>> Begin RECORD LIST

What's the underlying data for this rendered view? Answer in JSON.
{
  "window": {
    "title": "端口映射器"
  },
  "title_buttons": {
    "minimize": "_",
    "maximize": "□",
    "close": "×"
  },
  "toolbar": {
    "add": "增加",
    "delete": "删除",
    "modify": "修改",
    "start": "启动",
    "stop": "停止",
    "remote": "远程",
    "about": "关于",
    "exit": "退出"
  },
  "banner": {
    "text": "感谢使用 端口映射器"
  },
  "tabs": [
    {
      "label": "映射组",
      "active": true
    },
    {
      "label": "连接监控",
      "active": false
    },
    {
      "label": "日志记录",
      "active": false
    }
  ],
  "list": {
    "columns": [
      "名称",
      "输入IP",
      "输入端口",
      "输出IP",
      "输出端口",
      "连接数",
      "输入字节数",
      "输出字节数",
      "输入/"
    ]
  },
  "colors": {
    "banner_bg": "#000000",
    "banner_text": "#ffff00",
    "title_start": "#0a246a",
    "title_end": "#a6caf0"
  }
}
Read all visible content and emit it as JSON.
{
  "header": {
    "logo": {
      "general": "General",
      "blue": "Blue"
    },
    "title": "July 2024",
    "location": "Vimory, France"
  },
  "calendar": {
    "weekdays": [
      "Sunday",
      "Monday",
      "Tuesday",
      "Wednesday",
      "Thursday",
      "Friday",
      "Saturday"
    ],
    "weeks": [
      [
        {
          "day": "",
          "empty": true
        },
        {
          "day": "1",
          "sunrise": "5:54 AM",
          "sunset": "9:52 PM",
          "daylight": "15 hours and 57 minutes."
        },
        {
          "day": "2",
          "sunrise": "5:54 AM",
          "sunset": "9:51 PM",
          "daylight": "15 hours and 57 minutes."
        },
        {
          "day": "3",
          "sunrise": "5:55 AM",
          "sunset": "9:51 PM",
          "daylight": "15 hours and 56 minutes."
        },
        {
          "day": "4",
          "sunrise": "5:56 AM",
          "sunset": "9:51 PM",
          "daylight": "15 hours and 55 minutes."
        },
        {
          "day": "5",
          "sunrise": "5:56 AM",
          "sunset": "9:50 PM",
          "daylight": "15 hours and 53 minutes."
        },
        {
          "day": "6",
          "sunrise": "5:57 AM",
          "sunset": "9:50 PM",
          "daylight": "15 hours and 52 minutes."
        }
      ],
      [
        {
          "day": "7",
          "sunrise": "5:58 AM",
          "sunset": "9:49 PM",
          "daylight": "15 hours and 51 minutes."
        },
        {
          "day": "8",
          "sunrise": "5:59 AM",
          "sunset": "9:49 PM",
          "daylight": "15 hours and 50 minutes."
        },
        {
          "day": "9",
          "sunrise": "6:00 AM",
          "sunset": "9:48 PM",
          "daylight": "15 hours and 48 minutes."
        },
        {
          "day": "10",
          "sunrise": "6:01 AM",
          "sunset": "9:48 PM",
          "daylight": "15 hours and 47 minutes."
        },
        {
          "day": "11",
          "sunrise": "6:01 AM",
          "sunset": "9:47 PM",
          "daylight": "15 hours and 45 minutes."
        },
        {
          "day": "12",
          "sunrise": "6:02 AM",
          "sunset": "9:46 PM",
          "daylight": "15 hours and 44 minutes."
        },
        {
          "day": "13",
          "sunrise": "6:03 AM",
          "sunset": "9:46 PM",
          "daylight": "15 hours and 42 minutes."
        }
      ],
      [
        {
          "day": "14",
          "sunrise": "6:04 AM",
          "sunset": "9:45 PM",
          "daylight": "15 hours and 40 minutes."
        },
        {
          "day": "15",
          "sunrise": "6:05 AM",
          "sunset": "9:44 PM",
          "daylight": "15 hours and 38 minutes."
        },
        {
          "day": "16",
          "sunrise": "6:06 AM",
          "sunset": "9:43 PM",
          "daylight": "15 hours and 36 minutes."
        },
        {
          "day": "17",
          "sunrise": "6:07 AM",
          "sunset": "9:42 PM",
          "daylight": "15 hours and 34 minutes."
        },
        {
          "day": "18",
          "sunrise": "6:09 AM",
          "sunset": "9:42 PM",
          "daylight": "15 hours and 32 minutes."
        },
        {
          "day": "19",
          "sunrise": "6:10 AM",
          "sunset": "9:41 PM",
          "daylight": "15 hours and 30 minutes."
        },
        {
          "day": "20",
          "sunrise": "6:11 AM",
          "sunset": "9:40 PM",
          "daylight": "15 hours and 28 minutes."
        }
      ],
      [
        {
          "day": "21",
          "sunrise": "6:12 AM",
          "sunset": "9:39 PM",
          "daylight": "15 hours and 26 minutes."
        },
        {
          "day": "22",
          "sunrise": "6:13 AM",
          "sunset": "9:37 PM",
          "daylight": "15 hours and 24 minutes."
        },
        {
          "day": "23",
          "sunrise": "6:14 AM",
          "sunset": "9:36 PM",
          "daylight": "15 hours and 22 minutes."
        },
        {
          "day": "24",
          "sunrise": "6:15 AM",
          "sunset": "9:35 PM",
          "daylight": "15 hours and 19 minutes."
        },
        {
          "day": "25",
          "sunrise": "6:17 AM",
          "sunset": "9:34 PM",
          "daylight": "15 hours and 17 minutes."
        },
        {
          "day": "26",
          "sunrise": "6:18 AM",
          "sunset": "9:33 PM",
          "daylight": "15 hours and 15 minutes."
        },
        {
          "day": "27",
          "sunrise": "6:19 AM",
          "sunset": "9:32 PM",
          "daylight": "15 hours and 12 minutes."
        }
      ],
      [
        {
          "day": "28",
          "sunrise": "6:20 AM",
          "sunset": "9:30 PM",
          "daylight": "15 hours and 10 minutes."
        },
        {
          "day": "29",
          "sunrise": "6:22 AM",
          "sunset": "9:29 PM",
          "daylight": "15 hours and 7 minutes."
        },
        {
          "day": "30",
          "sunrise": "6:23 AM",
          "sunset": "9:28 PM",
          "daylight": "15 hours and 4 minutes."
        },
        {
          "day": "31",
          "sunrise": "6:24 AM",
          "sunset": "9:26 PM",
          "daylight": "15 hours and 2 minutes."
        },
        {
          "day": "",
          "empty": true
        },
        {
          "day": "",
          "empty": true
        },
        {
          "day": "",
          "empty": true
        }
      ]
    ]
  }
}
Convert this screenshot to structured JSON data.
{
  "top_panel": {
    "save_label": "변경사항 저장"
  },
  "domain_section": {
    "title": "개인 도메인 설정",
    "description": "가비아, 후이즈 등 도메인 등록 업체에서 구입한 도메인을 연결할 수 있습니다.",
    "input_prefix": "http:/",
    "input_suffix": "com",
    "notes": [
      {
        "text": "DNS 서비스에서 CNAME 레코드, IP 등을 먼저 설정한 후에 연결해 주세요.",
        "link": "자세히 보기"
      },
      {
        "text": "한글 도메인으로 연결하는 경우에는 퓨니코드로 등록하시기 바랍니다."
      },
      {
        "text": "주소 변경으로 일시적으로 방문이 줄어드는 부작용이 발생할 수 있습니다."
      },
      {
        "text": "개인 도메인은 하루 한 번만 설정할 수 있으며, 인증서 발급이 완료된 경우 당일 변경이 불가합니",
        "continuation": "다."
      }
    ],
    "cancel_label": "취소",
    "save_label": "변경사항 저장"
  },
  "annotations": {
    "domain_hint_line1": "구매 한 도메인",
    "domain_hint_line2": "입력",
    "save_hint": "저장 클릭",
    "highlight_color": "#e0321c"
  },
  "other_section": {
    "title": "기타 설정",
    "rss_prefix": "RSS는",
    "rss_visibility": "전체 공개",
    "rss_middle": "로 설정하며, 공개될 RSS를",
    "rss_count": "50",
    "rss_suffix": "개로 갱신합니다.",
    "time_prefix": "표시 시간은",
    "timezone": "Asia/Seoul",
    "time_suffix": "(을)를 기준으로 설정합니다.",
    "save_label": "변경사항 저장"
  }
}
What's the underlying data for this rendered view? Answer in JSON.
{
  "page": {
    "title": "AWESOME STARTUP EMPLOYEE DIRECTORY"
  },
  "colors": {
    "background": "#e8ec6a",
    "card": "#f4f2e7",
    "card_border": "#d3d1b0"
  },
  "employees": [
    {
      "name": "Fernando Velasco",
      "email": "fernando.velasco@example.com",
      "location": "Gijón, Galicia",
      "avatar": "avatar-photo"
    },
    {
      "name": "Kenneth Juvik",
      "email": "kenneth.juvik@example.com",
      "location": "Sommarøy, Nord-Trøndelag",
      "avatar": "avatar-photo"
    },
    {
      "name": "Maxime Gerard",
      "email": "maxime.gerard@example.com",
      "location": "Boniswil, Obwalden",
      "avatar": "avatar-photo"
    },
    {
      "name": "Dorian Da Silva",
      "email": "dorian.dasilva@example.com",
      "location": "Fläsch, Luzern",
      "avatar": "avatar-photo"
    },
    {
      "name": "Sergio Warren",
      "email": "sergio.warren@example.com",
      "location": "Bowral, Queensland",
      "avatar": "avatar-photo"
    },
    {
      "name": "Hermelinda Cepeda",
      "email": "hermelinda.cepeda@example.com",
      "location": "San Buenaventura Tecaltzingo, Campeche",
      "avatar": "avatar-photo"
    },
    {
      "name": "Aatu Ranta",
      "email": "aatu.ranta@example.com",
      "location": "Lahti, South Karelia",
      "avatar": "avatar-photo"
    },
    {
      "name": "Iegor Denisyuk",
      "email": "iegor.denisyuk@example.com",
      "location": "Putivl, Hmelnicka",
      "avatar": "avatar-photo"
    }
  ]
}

>> End RECORD LIST

WHAT YOU WILL DO → Work out how many lines of the listing above include the word "JSON". Report only the number.

SOLUTION FOR THIS PROBLEM → 4